BEGIN PROVIDED PASSAGE

Increase the default number of IO queues on larger machines #56501

kouvel · 2024-06-28T06:53:28Z

The number of IO queues is currently limited to 16. On machines with more processors, increasing the number of IO queues appears to improve throughput on some benchmarks.

kouvel · 2024-06-28T06:54:50Z

Some throughput below, on the arm64 Ampere machine with 80 procs. Before the change is with 16 IO queues, and after the change is with 40 IO queues. Looks like there would be some regressions and improvements with the change. Not sure if the regressions would be acceptable, but opening for consideration anyway.

Plaintext:

Plaintext regresses with any number of connections. This appears to be due to pipelining and the way IO queues work. Not sure if pipelining is an interesting scenario.

Json:

Slight regression at 256 connections, and slight improvement at the other connection counts.

Fortunes:

Looks mostly like no change.

END PROVIDED PASSAGE

**GIVEN PROBLEM 1:** In the entries below, replace "spill-cell" with "oil-cell" throughout the part that opens with the line containing "spill-cell (575, 834, 593, 852)" and closes with the line containing "arrow-icon (321, 843, 371, 889)". Write out those lines with nothing else altered.

BEGIN INFORMATION GIVEN

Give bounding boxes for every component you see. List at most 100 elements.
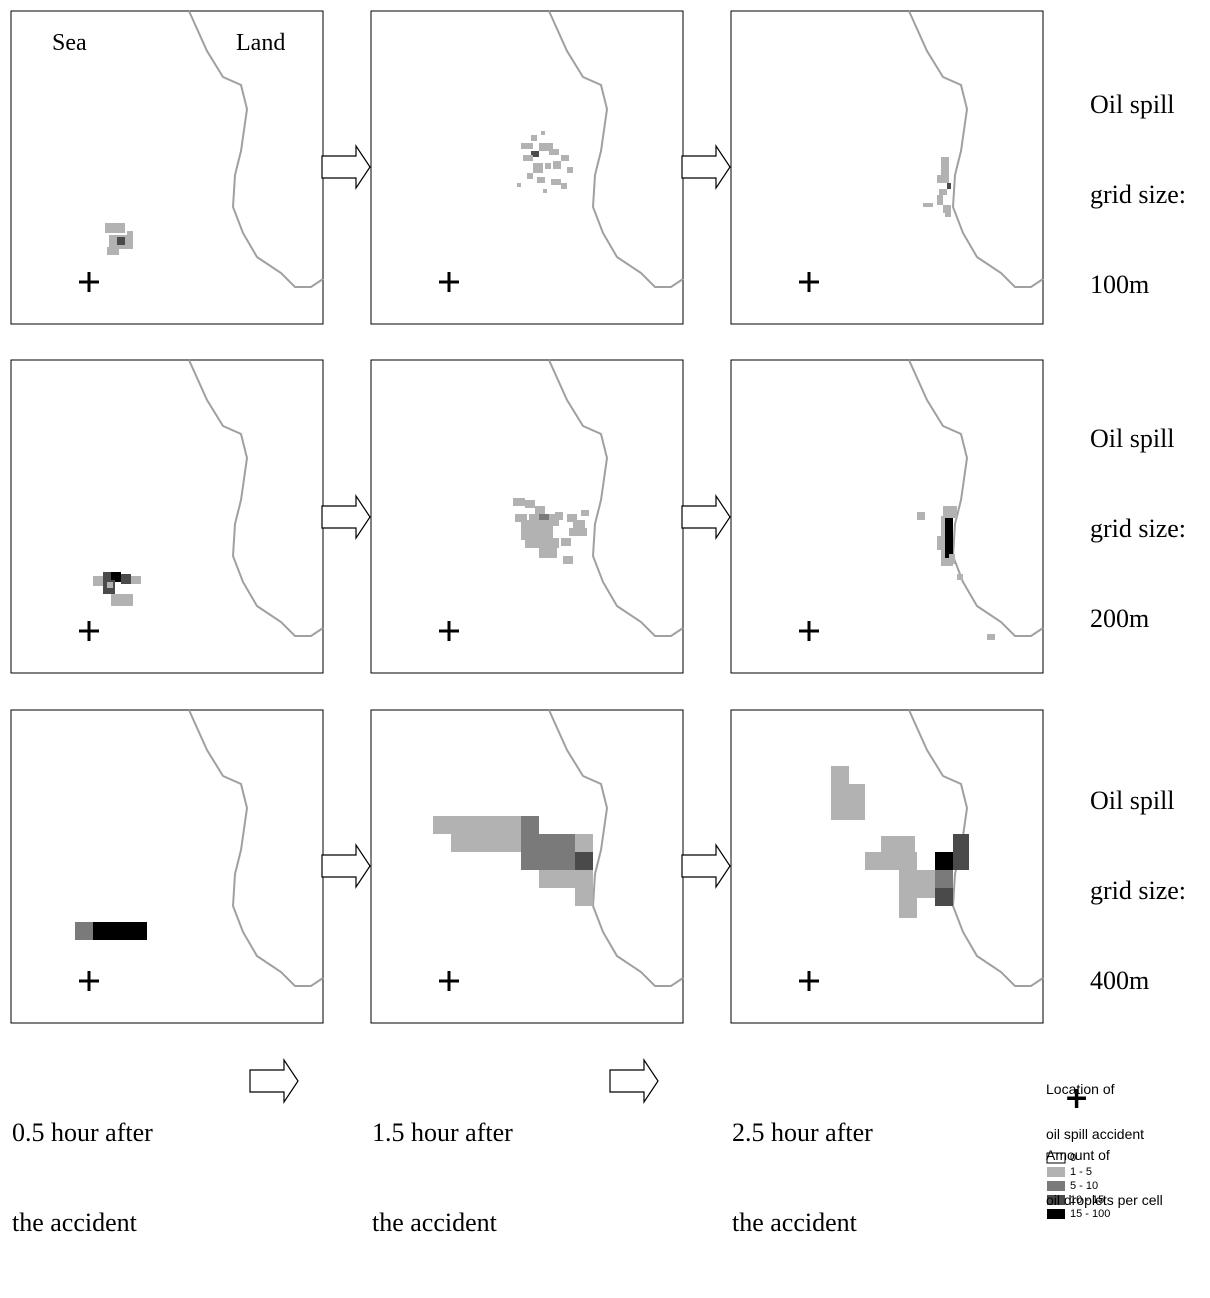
spill-cell (575, 834, 593, 852)
spill-cell (515, 514, 527, 522)
map-panel (730, 709, 1044, 1024)
spill-cell (539, 870, 593, 888)
arrow-icon (681, 144, 731, 190)
spill-cell (831, 784, 865, 820)
spill-cell (581, 510, 589, 516)
spill-cell (945, 518, 953, 558)
spill-cell (537, 177, 545, 183)
spill-cell (917, 512, 925, 520)
accident-location-marker (79, 971, 99, 991)
legend-swatch (1047, 1181, 1065, 1191)
legend-location-title: Location of oil spill accident (1046, 1052, 1144, 1172)
spill-cell (531, 135, 537, 141)
legend-class-label: 0 (1070, 1152, 1077, 1164)
spill-cell (527, 173, 533, 179)
spill-cell (535, 506, 545, 516)
accident-location-marker (799, 272, 819, 292)
spill-cell (937, 195, 943, 205)
coastline (548, 10, 684, 288)
legend-title-line: Amount of (1046, 1147, 1110, 1163)
coastline (548, 709, 684, 987)
spill-cell (523, 155, 533, 161)
time-label-1-5h: 1.5 hour after the accident (372, 1058, 513, 1298)
map-panel (730, 359, 1044, 674)
arrow-icon (249, 1058, 299, 1104)
spill-cell (433, 816, 523, 834)
row-label-line: 100m (1090, 270, 1150, 299)
spill-cell (115, 223, 125, 233)
map-panel (10, 10, 324, 325)
coastline (908, 10, 1044, 288)
arrow-icon (321, 144, 371, 190)
row-label-line: grid size: (1090, 876, 1187, 905)
land-label: Land (236, 30, 286, 56)
spill-cell (947, 183, 951, 189)
spill-cell (831, 766, 849, 784)
spill-cell (549, 149, 559, 155)
row-label-line: 400m (1090, 966, 1150, 995)
spill-cell (923, 203, 933, 207)
spill-cell (539, 834, 575, 870)
map-panel (10, 709, 324, 1024)
arrow-icon (321, 843, 371, 889)
spill-cell (75, 922, 93, 940)
spill-cell (899, 852, 917, 888)
map-panel (10, 359, 324, 674)
time-label-line: 2.5 hour after (732, 1118, 873, 1147)
spill-cell (553, 161, 561, 169)
spill-cell (451, 834, 521, 852)
spill-cell (865, 852, 899, 870)
spill-cell (563, 556, 573, 564)
spill-cell (521, 143, 533, 149)
legend-swatch (1047, 1209, 1065, 1219)
spill-cell (569, 528, 587, 536)
spill-cell (539, 143, 553, 151)
spill-cell (953, 834, 969, 870)
spill-cell (937, 175, 949, 183)
spill-cell (525, 538, 559, 548)
spill-cell (945, 211, 951, 217)
spill-cell (561, 538, 571, 546)
accident-location-marker (79, 621, 99, 641)
time-label-0-5h: 0.5 hour after the accident (12, 1058, 153, 1298)
spill-cell (939, 189, 947, 195)
legend-swatch (1047, 1167, 1065, 1177)
map-panel (370, 10, 684, 325)
legend-class-label: 1 - 5 (1070, 1166, 1093, 1178)
spill-cell (525, 500, 535, 508)
accident-location-marker (79, 272, 99, 292)
spill-cell (561, 155, 569, 161)
spill-cell (549, 516, 559, 526)
figure-canvas (10, 10, 1066, 1219)
legend-swatch (1046, 1152, 1066, 1164)
row-label-line: Oil spill (1090, 424, 1175, 453)
spill-cell (539, 548, 557, 558)
coastline (548, 359, 684, 637)
spill-cell (105, 223, 115, 233)
spill-cell (575, 852, 593, 870)
spill-cell (899, 888, 917, 918)
spill-cell (111, 572, 121, 582)
legend-class-label: 15 - 100 (1070, 1208, 1111, 1220)
spill-cell (949, 554, 955, 564)
spill-cell (521, 520, 553, 540)
spill-cell (533, 163, 543, 173)
coastline (188, 10, 324, 288)
spill-cell (93, 922, 147, 940)
spill-cell (513, 498, 525, 506)
arrow-icon (609, 1058, 659, 1104)
legend-title-line: oil spill accident (1046, 1126, 1145, 1142)
time-label-line: the accident (732, 1208, 857, 1237)
oil-spill-figure: Sea Land Oil spill grid size: 100m Oil s… (10, 10, 1187, 1237)
coastline (188, 709, 324, 987)
time-label-line: 1.5 hour after (372, 1118, 513, 1147)
spill-cell (561, 183, 567, 189)
spill-cell (131, 576, 141, 584)
time-label-line: the accident (372, 1208, 497, 1237)
spill-cell (943, 205, 951, 213)
legend-swatch (1047, 1195, 1065, 1205)
spill-cell (567, 514, 577, 522)
legend-title-line: Location of (1046, 1081, 1115, 1097)
spill-cell (943, 506, 957, 518)
legend-class-label: 5 - 10 (1070, 1180, 1099, 1192)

END INFORMATION GIVEN

**GIVEN PROBLEM 2:** Write out the entire discussion of IO queues above, word for word.

**EXERCISE RESULT 1:**
oil-cell (575, 834, 593, 852)
oil-cell (515, 514, 527, 522)
map-panel (730, 709, 1044, 1024)
oil-cell (539, 870, 593, 888)
arrow-icon (681, 144, 731, 190)
oil-cell (831, 784, 865, 820)
oil-cell (581, 510, 589, 516)
oil-cell (945, 518, 953, 558)
oil-cell (537, 177, 545, 183)
oil-cell (917, 512, 925, 520)
accident-location-marker (79, 971, 99, 991)
legend-swatch (1047, 1181, 1065, 1191)
legend-location-title: Location of oil spill accident (1046, 1052, 1144, 1172)
oil-cell (531, 135, 537, 141)
legend-class-label: 0 (1070, 1152, 1077, 1164)
oil-cell (527, 173, 533, 179)
oil-cell (535, 506, 545, 516)
accident-location-marker (799, 272, 819, 292)
oil-cell (937, 195, 943, 205)
coastline (548, 10, 684, 288)
legend-title-line: Amount of (1046, 1147, 1110, 1163)
coastline (548, 709, 684, 987)
oil-cell (523, 155, 533, 161)
time-label-1-5h: 1.5 hour after the accident (372, 1058, 513, 1298)
map-panel (730, 359, 1044, 674)
arrow-icon (249, 1058, 299, 1104)
oil-cell (433, 816, 523, 834)
row-label-line: 100m (1090, 270, 1150, 299)
oil-cell (115, 223, 125, 233)
map-panel (10, 10, 324, 325)
coastline (908, 10, 1044, 288)
arrow-icon (321, 144, 371, 190)
row-label-line: grid size: (1090, 876, 1187, 905)
land-label: Land (236, 30, 286, 56)
oil-cell (947, 183, 951, 189)
oil-cell (831, 766, 849, 784)
oil-cell (549, 149, 559, 155)
row-label-line: 400m (1090, 966, 1150, 995)
oil-cell (923, 203, 933, 207)
oil-cell (539, 834, 575, 870)
map-panel (10, 709, 324, 1024)
arrow-icon (321, 843, 371, 889)

**EXERCISE RESULT 2:**
Increase the default number of IO queues on larger machines #56501

kouvel · 2024-06-28T06:53:28Z

The number of IO queues is currently limited to 16. On machines with more processors, increasing the number of IO queues appears to improve throughput on some benchmarks.

kouvel · 2024-06-28T06:54:50Z

Some throughput below, on the arm64 Ampere machine with 80 procs. Before the change is with 16 IO queues, and after the change is with 40 IO queues. Looks like there would be some regressions and improvements with the change. Not sure if the regressions would be acceptable, but opening for consideration anyway.

Plaintext:

Plaintext regresses with any number of connections. This appears to be due to pipelining and the way IO queues work. Not sure if pipelining is an interesting scenario.

Json:

Slight regression at 256 connections, and slight improvement at the other connection counts.

Fortunes:

Looks mostly like no change.